>> Begin SUPPLIED DATA

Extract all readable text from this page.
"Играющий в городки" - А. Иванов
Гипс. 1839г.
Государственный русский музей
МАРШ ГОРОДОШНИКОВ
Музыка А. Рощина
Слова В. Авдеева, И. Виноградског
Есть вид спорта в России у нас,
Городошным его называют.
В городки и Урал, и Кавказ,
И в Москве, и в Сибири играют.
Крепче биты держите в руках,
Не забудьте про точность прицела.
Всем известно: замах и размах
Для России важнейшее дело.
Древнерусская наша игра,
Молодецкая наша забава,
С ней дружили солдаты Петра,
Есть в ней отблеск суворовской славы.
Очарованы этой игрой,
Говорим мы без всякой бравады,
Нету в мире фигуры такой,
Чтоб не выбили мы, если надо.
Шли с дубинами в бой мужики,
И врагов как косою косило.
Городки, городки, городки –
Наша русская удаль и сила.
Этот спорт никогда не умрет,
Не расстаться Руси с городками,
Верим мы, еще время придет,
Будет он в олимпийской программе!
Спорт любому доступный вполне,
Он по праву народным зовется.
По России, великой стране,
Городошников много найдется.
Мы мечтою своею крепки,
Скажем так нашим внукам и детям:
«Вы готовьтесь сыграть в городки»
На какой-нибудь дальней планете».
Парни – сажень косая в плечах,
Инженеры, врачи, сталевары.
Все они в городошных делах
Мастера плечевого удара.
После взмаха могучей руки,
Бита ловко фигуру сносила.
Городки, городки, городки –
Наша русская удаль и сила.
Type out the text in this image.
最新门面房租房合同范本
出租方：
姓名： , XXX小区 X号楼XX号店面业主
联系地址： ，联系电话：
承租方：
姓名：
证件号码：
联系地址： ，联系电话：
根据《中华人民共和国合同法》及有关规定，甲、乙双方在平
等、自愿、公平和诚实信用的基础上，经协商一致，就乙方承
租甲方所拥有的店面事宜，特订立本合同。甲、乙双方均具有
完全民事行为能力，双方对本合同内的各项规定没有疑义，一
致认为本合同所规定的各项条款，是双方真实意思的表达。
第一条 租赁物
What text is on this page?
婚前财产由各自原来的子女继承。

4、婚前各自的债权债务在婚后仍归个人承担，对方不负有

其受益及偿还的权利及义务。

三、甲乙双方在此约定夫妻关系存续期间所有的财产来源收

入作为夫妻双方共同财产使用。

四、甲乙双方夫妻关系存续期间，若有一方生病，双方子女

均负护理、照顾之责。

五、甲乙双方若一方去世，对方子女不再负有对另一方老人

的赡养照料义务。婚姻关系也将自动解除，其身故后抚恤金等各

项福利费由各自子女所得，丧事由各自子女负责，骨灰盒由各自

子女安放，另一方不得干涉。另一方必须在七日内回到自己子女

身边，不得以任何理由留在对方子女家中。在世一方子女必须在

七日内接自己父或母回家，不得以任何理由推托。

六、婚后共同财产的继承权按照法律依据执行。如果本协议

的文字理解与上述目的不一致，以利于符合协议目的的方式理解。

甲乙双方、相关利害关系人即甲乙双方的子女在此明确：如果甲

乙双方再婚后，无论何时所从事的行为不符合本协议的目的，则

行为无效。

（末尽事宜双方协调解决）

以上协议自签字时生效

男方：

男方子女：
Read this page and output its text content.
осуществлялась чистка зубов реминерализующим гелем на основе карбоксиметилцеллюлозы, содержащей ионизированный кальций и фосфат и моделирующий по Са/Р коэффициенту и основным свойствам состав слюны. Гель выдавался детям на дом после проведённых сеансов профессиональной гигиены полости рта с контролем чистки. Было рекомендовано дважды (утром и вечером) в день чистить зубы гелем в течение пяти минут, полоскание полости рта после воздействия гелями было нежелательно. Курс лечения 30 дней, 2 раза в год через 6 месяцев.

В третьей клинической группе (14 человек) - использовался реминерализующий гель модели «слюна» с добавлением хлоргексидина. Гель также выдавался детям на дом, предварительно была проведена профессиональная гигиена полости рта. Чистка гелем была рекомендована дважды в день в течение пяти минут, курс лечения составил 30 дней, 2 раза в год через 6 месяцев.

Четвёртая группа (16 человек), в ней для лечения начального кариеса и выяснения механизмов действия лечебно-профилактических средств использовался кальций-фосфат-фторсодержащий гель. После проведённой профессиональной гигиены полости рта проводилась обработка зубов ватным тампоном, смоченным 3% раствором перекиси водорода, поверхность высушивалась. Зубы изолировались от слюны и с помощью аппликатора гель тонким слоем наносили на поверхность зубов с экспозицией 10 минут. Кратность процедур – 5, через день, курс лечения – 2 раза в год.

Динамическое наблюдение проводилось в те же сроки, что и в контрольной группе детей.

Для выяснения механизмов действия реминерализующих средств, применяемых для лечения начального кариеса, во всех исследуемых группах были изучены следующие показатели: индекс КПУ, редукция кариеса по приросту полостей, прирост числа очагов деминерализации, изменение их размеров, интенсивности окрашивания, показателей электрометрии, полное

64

>> End SUPPLIED DATA

DIRECTION – Write out the whole listing exactly.

OUTPUT OF THE TASK –
Extract all readable text from this page.
"Играющий в городки" - А. Иванов
Гипс. 1839г.
Государственный русский музей
МАРШ ГОРОДОШНИКОВ
Музыка А. Рощина
Слова В. Авдеева, И. Виноградског
Есть вид спорта в России у нас,
Городошным его называют.
В городки и Урал, и Кавказ,
И в Москве, и в Сибири играют.
Крепче биты держите в руках,
Не забудьте про точность прицела.
Всем известно: замах и размах
Для России важнейшее дело.
Древнерусская наша игра,
Молодецкая наша забава,
С ней дружили солдаты Петра,
Есть в ней отблеск суворовской славы.
Очарованы этой игрой,
Говорим мы без всякой бравады,
Нету в мире фигуры такой,
Чтоб не выбили мы, если надо.
Шли с дубинами в бой мужики,
И врагов как косою косило.
Городки, городки, городки –
Наша русская удаль и сила.
Этот спорт никогда не умрет,
Не расстаться Руси с городками,
Верим мы, еще время придет,
Будет он в олимпийской программе!
Спорт любому доступный вполне,
Он по праву народным зовется.
По России, великой стране,
Городошников много найдется.
Мы мечтою своею крепки,
Скажем так нашим внукам и детям:
«Вы готовьтесь сыграть в городки»
На какой-нибудь дальней планете».
Парни – сажень косая в плечах,
Инженеры, врачи, сталевары.
Все они в городошных делах
Мастера плечевого удара.
После взмаха могучей руки,
Бита ловко фигуру сносила.
Городки, городки, городки –
Наша русская удаль и сила.
Type out the text in this image.
最新门面房租房合同范本
出租方：
姓名： , XXX小区 X号楼XX号店面业主
联系地址： ，联系电话：
承租方：
姓名：
证件号码：
联系地址： ，联系电话：
根据《中华人民共和国合同法》及有关规定，甲、乙双方在平
等、自愿、公平和诚实信用的基础上，经协商一致，就乙方承
租甲方所拥有的店面事宜，特订立本合同。甲、乙双方均具有
完全民事行为能力，双方对本合同内的各项规定没有疑义，一
致认为本合同所规定的各项条款，是双方真实意思的表达。
第一条 租赁物
What text is on this page?
婚前财产由各自原来的子女继承。

4、婚前各自的债权债务在婚后仍归个人承担，对方不负有

其受益及偿还的权利及义务。

三、甲乙双方在此约定夫妻关系存续期间所有的财产来源收

入作为夫妻双方共同财产使用。

四、甲乙双方夫妻关系存续期间，若有一方生病，双方子女

均负护理、照顾之责。

五、甲乙双方若一方去世，对方子女不再负有对另一方老人

的赡养照料义务。婚姻关系也将自动解除，其身故后抚恤金等各

项福利费由各自子女所得，丧事由各自子女负责，骨灰盒由各自

子女安放，另一方不得干涉。另一方必须在七日内回到自己子女

身边，不得以任何理由留在对方子女家中。在世一方子女必须在

七日内接自己父或母回家，不得以任何理由推托。

六、婚后共同财产的继承权按照法律依据执行。如果本协议

的文字理解与上述目的不一致，以利于符合协议目的的方式理解。

甲乙双方、相关利害关系人即甲乙双方的子女在此明确：如果甲

乙双方再婚后，无论何时所从事的行为不符合本协议的目的，则

行为无效。

（末尽事宜双方协调解决）

以上协议自签字时生效

男方：

男方子女：
Read this page and output its text content.
осуществлялась чистка зубов реминерализующим гелем на основе карбоксиметилцеллюлозы, содержащей ионизированный кальций и фосфат и моделирующий по Са/Р коэффициенту и основным свойствам состав слюны. Гель выдавался детям на дом после проведённых сеансов профессиональной гигиены полости рта с контролем чистки. Было рекомендовано дважды (утром и вечером) в день чистить зубы гелем в течение пяти минут, полоскание полости рта после воздействия гелями было нежелательно. Курс лечения 30 дней, 2 раза в год через 6 месяцев.

В третьей клинической группе (14 человек) - использовался реминерализующий гель модели «слюна» с добавлением хлоргексидина. Гель также выдавался детям на дом, предварительно была проведена профессиональная гигиена полости рта. Чистка гелем была рекомендована дважды в день в течение пяти минут, курс лечения составил 30 дней, 2 раза в год через 6 месяцев.

Четвёртая группа (16 человек), в ней для лечения начального кариеса и выяснения механизмов действия лечебно-профилактических средств использовался кальций-фосфат-фторсодержащий гель. После проведённой профессиональной гигиены полости рта проводилась обработка зубов ватным тампоном, смоченным 3% раствором перекиси водорода, поверхность высушивалась. Зубы изолировались от слюны и с помощью аппликатора гель тонким слоем наносили на поверхность зубов с экспозицией 10 минут. Кратность процедур – 5, через день, курс лечения – 2 раза в год.

Динамическое наблюдение проводилось в те же сроки, что и в контрольной группе детей.

Для выяснения механизмов действия реминерализующих средств, применяемых для лечения начального кариеса, во всех исследуемых группах были изучены следующие показатели: индекс КПУ, редукция кариеса по приросту полостей, прирост числа очагов деминерализации, изменение их размеров, интенсивности окрашивания, показателей электрометрии, полное

64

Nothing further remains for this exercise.